** start INPUT FOR THIS TASK **

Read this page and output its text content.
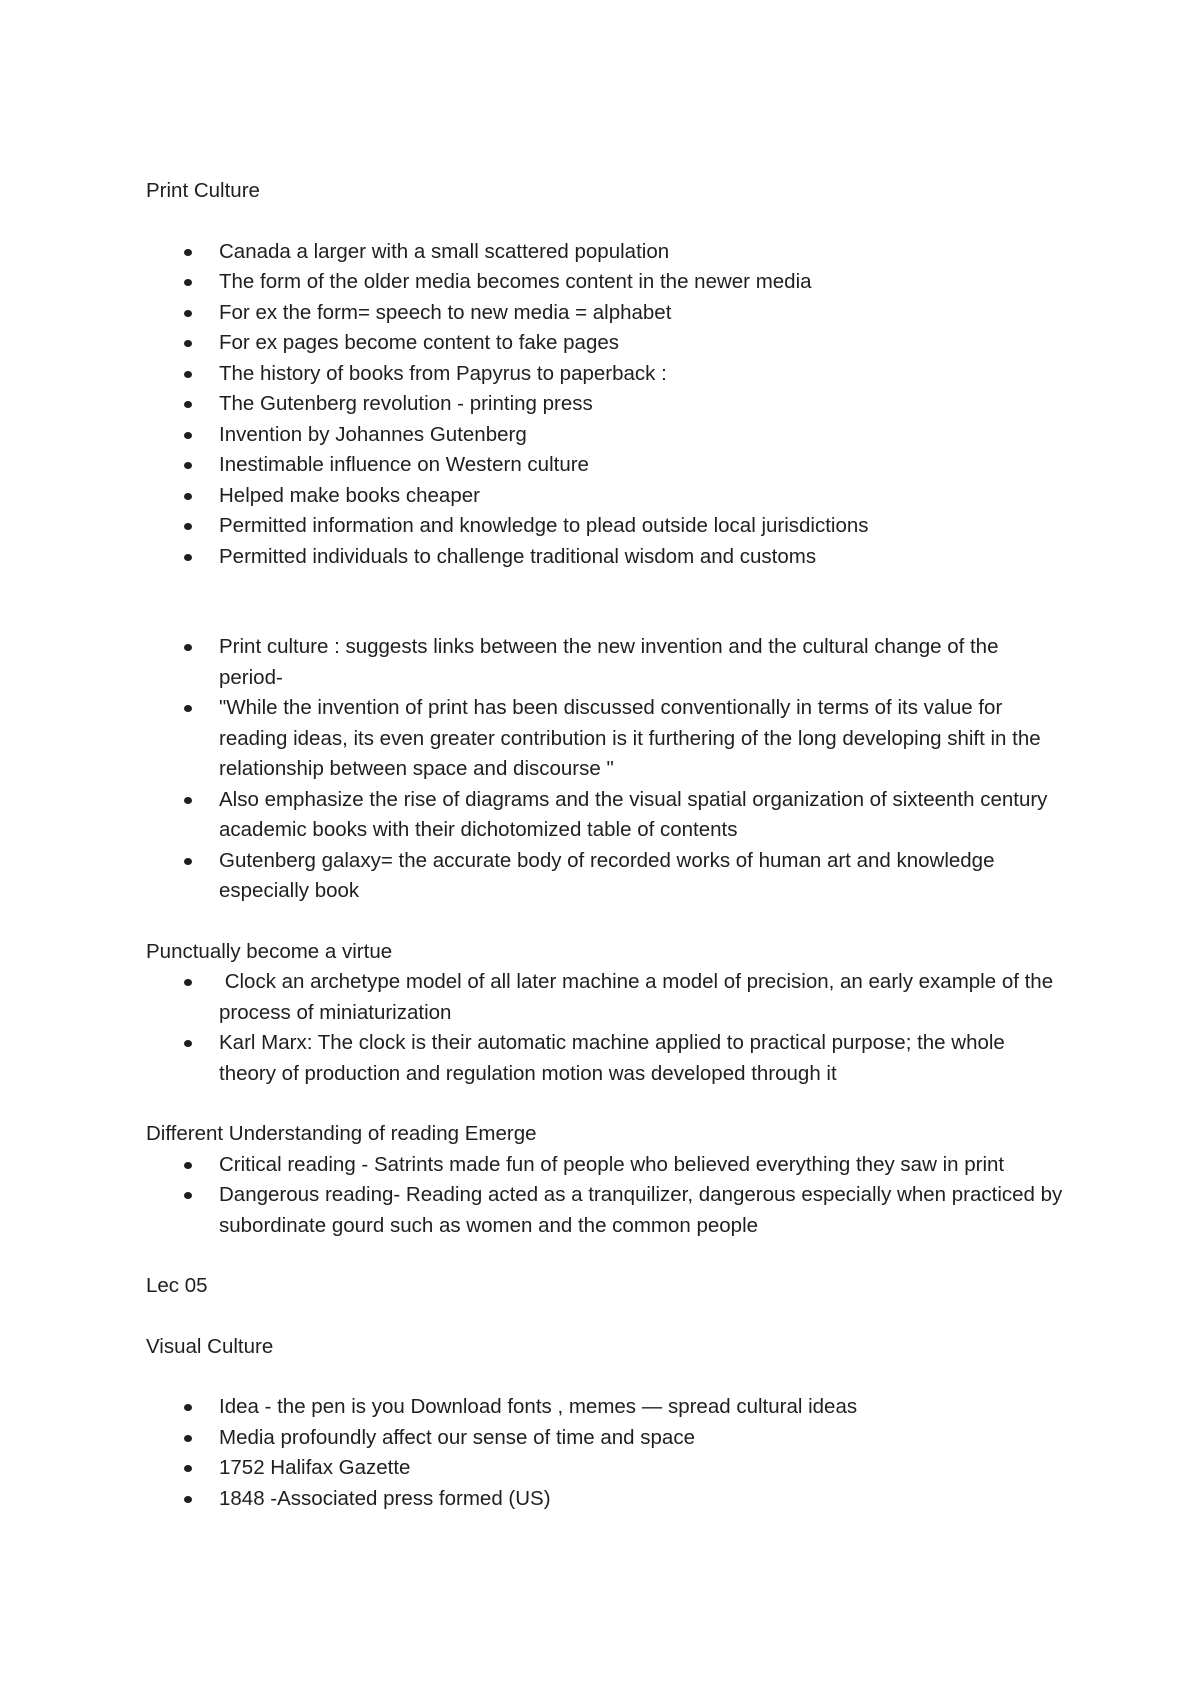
Print Culture

Canada a larger with a small scattered population
The form of the older media becomes content in the newer media
For ex the form= speech to new media = alphabet
For ex pages become content to fake pages
The history of books from Papyrus to paperback :
The Gutenberg revolution - printing press
Invention by Johannes Gutenberg
Inestimable influence on Western culture
Helped make books cheaper
Permitted information and knowledge to plead outside local jurisdictions
Permitted individuals to challenge traditional wisdom and customs
Print culture : suggests links between the new invention and the cultural change of the period-
"While the invention of print has been discussed conventionally in terms of its value for reading ideas, its even greater contribution is it furthering of the long developing shift in the relationship between space and discourse "
Also emphasize the rise of diagrams and the visual spatial organization of sixteenth century academic books with their dichotomized table of contents
Gutenberg galaxy= the accurate body of recorded works of human art and knowledge especially book

Punctually become a virtue

Clock an archetype model of all later machine a model of precision, an early example of the process of miniaturization
Karl Marx: The clock is their automatic machine applied to practical purpose; the whole theory of production and regulation motion was developed through it

Different Understanding of reading Emerge

Critical reading - Satrints made fun of people who believed everything they saw in print
Dangerous reading- Reading acted as a tranquilizer, dangerous especially when practiced by subordinate gourd such as women and the common people

Lec 05

Visual Culture

Idea - the pen is you Download fonts , memes — spread cultural ideas
Media profoundly affect our sense of time and space
1752 Halifax Gazette
1848 -Associated press formed (US)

** end INPUT FOR THIS TASK **

THE EXERCISE: All lines in the data that contain the word "ideas" should be copied.

OUTPUT OF THE EXERCISE:
"While the invention of print has been discussed conventionally in terms of its value for reading ideas, its even greater contribution is it furthering of the long developing shift in the relationship between space and discourse "
Idea - the pen is you Download fonts , memes — spread cultural ideas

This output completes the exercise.